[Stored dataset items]

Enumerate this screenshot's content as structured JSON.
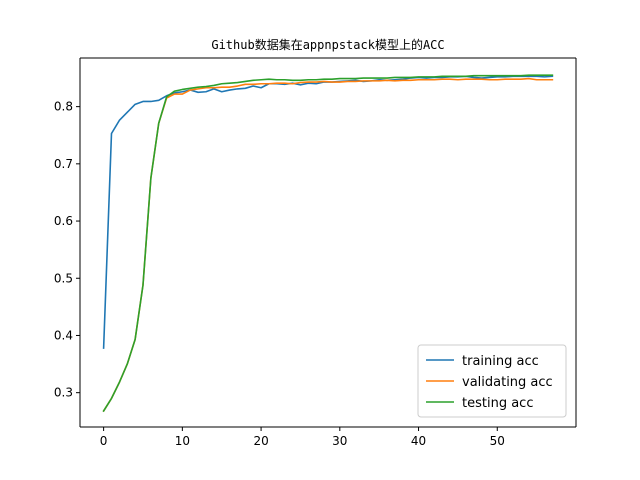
{
  "chart_data": {
    "type": "line",
    "title": "Github数据集在appnpstack模型上的ACC",
    "xlabel": "",
    "ylabel": "",
    "xlim": [
      -3,
      60
    ],
    "ylim": [
      0.24,
      0.885
    ],
    "xticks": [
      0,
      10,
      20,
      30,
      40,
      50
    ],
    "yticks": [
      0.3,
      0.4,
      0.5,
      0.6,
      0.7,
      0.8
    ],
    "grid": false,
    "legend_position": "lower-right",
    "x": [
      0,
      1,
      2,
      3,
      4,
      5,
      6,
      7,
      8,
      9,
      10,
      11,
      12,
      13,
      14,
      15,
      16,
      17,
      18,
      19,
      20,
      21,
      22,
      23,
      24,
      25,
      26,
      27,
      28,
      29,
      30,
      31,
      32,
      33,
      34,
      35,
      36,
      37,
      38,
      39,
      40,
      41,
      42,
      43,
      44,
      45,
      46,
      47,
      48,
      49,
      50,
      51,
      52,
      53,
      54,
      55,
      56,
      57
    ],
    "series": [
      {
        "name": "training acc",
        "color": "#1f77b4",
        "values": [
          0.378,
          0.753,
          0.776,
          0.79,
          0.804,
          0.809,
          0.809,
          0.811,
          0.819,
          0.824,
          0.826,
          0.829,
          0.825,
          0.826,
          0.831,
          0.826,
          0.829,
          0.831,
          0.832,
          0.836,
          0.833,
          0.84,
          0.84,
          0.839,
          0.841,
          0.838,
          0.841,
          0.84,
          0.843,
          0.843,
          0.844,
          0.845,
          0.846,
          0.844,
          0.845,
          0.847,
          0.846,
          0.847,
          0.848,
          0.85,
          0.851,
          0.85,
          0.851,
          0.851,
          0.852,
          0.852,
          0.853,
          0.851,
          0.85,
          0.851,
          0.852,
          0.852,
          0.853,
          0.853,
          0.853,
          0.853,
          0.852,
          0.853
        ]
      },
      {
        "name": "validating acc",
        "color": "#ff7f0e",
        "values": [
          0.268,
          0.29,
          0.318,
          0.35,
          0.393,
          0.488,
          0.675,
          0.771,
          0.815,
          0.822,
          0.822,
          0.829,
          0.831,
          0.833,
          0.833,
          0.834,
          0.834,
          0.836,
          0.839,
          0.839,
          0.84,
          0.84,
          0.841,
          0.841,
          0.84,
          0.842,
          0.843,
          0.843,
          0.844,
          0.843,
          0.843,
          0.844,
          0.844,
          0.845,
          0.845,
          0.845,
          0.846,
          0.845,
          0.846,
          0.846,
          0.847,
          0.847,
          0.847,
          0.848,
          0.848,
          0.847,
          0.848,
          0.848,
          0.848,
          0.847,
          0.847,
          0.848,
          0.848,
          0.848,
          0.849,
          0.847,
          0.847,
          0.847
        ]
      },
      {
        "name": "testing acc",
        "color": "#2ca02c",
        "values": [
          0.268,
          0.29,
          0.318,
          0.35,
          0.393,
          0.488,
          0.675,
          0.771,
          0.817,
          0.827,
          0.83,
          0.832,
          0.834,
          0.835,
          0.837,
          0.84,
          0.841,
          0.842,
          0.844,
          0.846,
          0.847,
          0.848,
          0.847,
          0.847,
          0.846,
          0.846,
          0.847,
          0.847,
          0.848,
          0.848,
          0.849,
          0.849,
          0.849,
          0.85,
          0.85,
          0.85,
          0.85,
          0.851,
          0.851,
          0.851,
          0.852,
          0.852,
          0.852,
          0.853,
          0.853,
          0.853,
          0.853,
          0.854,
          0.854,
          0.854,
          0.854,
          0.854,
          0.854,
          0.854,
          0.855,
          0.855,
          0.855,
          0.855
        ]
      }
    ]
  }
}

(Task) Return all of the data exactly as written, and drop the pictures.

(Task result)
Enumerate this screenshot's content as structured JSON.
{
  "chart_data": {
    "type": "line",
    "title": "Github数据集在appnpstack模型上的ACC",
    "xlabel": "",
    "ylabel": "",
    "xlim": [
      -3,
      60
    ],
    "ylim": [
      0.24,
      0.885
    ],
    "xticks": [
      0,
      10,
      20,
      30,
      40,
      50
    ],
    "yticks": [
      0.3,
      0.4,
      0.5,
      0.6,
      0.7,
      0.8
    ],
    "grid": false,
    "legend_position": "lower-right",
    "x": [
      0,
      1,
      2,
      3,
      4,
      5,
      6,
      7,
      8,
      9,
      10,
      11,
      12,
      13,
      14,
      15,
      16,
      17,
      18,
      19,
      20,
      21,
      22,
      23,
      24,
      25,
      26,
      27,
      28,
      29,
      30,
      31,
      32,
      33,
      34,
      35,
      36,
      37,
      38,
      39,
      40,
      41,
      42,
      43,
      44,
      45,
      46,
      47,
      48,
      49,
      50,
      51,
      52,
      53,
      54,
      55,
      56,
      57
    ],
    "series": [
      {
        "name": "training acc",
        "color": "#1f77b4",
        "values": [
          0.378,
          0.753,
          0.776,
          0.79,
          0.804,
          0.809,
          0.809,
          0.811,
          0.819,
          0.824,
          0.826,
          0.829,
          0.825,
          0.826,
          0.831,
          0.826,
          0.829,
          0.831,
          0.832,
          0.836,
          0.833,
          0.84,
          0.84,
          0.839,
          0.841,
          0.838,
          0.841,
          0.84,
          0.843,
          0.843,
          0.844,
          0.845,
          0.846,
          0.844,
          0.845,
          0.847,
          0.846,
          0.847,
          0.848,
          0.85,
          0.851,
          0.85,
          0.851,
          0.851,
          0.852,
          0.852,
          0.853,
          0.851,
          0.85,
          0.851,
          0.852,
          0.852,
          0.853,
          0.853,
          0.853,
          0.853,
          0.852,
          0.853
        ]
      },
      {
        "name": "validating acc",
        "color": "#ff7f0e",
        "values": [
          0.268,
          0.29,
          0.318,
          0.35,
          0.393,
          0.488,
          0.675,
          0.771,
          0.815,
          0.822,
          0.822,
          0.829,
          0.831,
          0.833,
          0.833,
          0.834,
          0.834,
          0.836,
          0.839,
          0.839,
          0.84,
          0.84,
          0.841,
          0.841,
          0.84,
          0.842,
          0.843,
          0.843,
          0.844,
          0.843,
          0.843,
          0.844,
          0.844,
          0.845,
          0.845,
          0.845,
          0.846,
          0.845,
          0.846,
          0.846,
          0.847,
          0.847,
          0.847,
          0.848,
          0.848,
          0.847,
          0.848,
          0.848,
          0.848,
          0.847,
          0.847,
          0.848,
          0.848,
          0.848,
          0.849,
          0.847,
          0.847,
          0.847
        ]
      },
      {
        "name": "testing acc",
        "color": "#2ca02c",
        "values": [
          0.268,
          0.29,
          0.318,
          0.35,
          0.393,
          0.488,
          0.675,
          0.771,
          0.817,
          0.827,
          0.83,
          0.832,
          0.834,
          0.835,
          0.837,
          0.84,
          0.841,
          0.842,
          0.844,
          0.846,
          0.847,
          0.848,
          0.847,
          0.847,
          0.846,
          0.846,
          0.847,
          0.847,
          0.848,
          0.848,
          0.849,
          0.849,
          0.849,
          0.85,
          0.85,
          0.85,
          0.85,
          0.851,
          0.851,
          0.851,
          0.852,
          0.852,
          0.852,
          0.853,
          0.853,
          0.853,
          0.853,
          0.854,
          0.854,
          0.854,
          0.854,
          0.854,
          0.854,
          0.854,
          0.855,
          0.855,
          0.855,
          0.855
        ]
      }
    ]
  }
}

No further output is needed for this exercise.